## What is being asked
Where a line in the listing contains the string "عملکرد", copy that line out.

============

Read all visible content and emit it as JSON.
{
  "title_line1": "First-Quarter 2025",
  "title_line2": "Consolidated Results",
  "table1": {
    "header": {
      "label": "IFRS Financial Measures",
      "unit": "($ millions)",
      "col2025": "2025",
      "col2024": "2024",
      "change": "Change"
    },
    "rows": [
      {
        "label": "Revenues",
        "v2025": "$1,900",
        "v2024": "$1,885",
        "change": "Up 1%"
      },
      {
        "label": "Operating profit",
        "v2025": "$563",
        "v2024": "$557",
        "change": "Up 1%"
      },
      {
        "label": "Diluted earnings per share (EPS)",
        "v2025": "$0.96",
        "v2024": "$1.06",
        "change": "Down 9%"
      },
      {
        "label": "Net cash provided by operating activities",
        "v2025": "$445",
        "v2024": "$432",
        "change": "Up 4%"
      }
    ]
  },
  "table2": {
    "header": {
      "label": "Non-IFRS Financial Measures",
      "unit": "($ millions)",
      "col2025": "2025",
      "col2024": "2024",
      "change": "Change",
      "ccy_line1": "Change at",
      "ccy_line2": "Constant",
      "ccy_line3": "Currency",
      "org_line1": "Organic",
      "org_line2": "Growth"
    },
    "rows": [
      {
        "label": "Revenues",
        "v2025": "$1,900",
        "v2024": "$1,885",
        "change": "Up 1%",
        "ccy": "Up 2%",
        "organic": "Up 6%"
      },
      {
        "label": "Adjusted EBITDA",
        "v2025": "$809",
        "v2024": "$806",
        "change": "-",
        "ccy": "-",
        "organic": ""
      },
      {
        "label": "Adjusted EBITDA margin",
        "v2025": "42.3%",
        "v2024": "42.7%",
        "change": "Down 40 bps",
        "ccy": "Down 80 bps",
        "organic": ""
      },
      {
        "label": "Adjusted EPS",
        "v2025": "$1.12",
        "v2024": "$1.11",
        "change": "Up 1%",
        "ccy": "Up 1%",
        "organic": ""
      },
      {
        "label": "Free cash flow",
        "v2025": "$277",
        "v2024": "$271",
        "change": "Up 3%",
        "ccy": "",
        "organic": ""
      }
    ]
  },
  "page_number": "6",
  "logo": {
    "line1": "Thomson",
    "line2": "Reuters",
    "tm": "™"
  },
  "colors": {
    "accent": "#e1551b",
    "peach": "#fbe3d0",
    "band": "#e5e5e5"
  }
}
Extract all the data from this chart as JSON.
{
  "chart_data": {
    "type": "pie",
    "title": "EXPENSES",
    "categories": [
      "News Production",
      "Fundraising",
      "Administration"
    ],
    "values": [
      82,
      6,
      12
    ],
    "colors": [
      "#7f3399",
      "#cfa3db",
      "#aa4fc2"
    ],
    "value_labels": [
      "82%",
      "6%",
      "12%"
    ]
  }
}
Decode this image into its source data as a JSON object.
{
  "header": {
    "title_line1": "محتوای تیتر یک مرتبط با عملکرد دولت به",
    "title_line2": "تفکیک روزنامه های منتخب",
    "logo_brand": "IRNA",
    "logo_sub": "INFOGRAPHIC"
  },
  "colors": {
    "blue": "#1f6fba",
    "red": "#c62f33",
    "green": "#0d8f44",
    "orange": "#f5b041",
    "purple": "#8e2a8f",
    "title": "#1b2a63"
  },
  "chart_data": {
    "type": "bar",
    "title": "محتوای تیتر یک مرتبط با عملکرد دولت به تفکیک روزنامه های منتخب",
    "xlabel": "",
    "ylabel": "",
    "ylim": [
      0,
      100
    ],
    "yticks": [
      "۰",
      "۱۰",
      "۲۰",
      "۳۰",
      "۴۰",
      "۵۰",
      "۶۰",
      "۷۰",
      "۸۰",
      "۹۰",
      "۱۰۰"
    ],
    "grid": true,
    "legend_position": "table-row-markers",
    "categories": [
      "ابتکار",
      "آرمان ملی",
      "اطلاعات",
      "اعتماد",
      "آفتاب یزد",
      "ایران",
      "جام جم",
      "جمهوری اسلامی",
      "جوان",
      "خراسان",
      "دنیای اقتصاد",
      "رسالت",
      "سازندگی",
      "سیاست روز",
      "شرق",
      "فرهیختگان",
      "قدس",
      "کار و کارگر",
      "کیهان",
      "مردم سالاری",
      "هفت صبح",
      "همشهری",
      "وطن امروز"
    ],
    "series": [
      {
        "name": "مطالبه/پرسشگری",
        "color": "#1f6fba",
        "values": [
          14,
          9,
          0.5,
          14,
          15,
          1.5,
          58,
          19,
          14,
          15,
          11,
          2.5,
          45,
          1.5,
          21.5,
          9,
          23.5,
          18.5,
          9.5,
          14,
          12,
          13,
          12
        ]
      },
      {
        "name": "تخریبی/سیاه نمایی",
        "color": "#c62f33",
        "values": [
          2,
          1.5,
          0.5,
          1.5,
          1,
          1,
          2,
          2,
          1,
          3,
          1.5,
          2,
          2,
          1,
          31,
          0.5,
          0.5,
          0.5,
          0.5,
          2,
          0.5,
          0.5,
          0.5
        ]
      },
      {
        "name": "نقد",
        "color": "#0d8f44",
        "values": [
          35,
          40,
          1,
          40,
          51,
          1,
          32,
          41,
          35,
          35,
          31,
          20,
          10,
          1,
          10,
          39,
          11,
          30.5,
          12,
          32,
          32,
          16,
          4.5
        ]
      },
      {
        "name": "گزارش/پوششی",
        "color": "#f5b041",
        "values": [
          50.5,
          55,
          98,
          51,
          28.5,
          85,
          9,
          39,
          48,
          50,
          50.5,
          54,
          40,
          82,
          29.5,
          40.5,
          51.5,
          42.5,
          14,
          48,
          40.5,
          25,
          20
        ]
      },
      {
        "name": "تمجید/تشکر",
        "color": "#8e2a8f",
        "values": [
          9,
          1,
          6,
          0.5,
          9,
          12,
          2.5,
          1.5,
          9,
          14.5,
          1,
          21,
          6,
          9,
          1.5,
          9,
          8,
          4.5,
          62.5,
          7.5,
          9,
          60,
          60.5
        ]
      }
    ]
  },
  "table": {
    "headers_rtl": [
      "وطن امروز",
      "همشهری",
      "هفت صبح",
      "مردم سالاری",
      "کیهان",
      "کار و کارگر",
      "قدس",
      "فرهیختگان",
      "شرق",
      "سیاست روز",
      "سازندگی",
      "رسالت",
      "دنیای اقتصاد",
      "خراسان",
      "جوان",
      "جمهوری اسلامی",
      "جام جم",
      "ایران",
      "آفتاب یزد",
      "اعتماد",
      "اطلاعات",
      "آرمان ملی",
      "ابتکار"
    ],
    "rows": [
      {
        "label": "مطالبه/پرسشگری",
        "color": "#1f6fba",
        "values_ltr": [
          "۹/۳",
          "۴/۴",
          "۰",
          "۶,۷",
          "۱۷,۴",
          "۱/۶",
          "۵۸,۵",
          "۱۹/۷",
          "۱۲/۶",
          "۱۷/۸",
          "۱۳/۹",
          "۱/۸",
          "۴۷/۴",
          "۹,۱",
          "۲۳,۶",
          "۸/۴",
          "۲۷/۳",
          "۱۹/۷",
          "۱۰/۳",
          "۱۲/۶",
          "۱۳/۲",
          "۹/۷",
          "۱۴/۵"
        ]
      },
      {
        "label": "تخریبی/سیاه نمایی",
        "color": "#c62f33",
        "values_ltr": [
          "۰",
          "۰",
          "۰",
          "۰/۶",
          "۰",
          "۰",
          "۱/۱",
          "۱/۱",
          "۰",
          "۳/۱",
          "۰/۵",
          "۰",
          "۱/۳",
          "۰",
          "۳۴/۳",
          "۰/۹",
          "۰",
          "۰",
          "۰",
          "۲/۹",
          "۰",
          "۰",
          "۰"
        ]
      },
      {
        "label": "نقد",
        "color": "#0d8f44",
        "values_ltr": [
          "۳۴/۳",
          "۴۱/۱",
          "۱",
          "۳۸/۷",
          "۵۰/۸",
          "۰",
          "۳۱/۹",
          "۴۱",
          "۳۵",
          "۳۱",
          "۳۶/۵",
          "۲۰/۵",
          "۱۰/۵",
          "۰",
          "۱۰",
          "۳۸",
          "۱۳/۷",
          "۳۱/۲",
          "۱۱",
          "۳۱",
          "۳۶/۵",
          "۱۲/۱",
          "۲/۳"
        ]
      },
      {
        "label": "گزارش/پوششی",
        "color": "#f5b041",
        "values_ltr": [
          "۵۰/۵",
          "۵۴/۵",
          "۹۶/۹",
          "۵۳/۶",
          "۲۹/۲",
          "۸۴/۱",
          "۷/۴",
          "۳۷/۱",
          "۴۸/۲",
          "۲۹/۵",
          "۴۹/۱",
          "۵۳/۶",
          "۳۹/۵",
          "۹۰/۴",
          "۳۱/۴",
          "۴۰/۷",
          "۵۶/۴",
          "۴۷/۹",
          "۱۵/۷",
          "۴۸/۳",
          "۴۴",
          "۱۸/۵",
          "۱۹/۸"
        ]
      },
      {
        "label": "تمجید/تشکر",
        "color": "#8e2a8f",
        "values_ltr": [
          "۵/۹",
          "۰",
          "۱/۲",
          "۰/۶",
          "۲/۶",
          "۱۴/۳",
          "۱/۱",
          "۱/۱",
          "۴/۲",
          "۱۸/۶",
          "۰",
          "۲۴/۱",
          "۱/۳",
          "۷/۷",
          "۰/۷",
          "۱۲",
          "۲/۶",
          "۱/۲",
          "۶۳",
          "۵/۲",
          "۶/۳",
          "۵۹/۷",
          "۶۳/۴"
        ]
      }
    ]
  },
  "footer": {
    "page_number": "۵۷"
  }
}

============

## Final answer
    "title_line1": "محتوای تیتر یک مرتبط با عملکرد دولت به",
    "title": "محتوای تیتر یک مرتبط با عملکرد دولت به تفکیک روزنامه های منتخب",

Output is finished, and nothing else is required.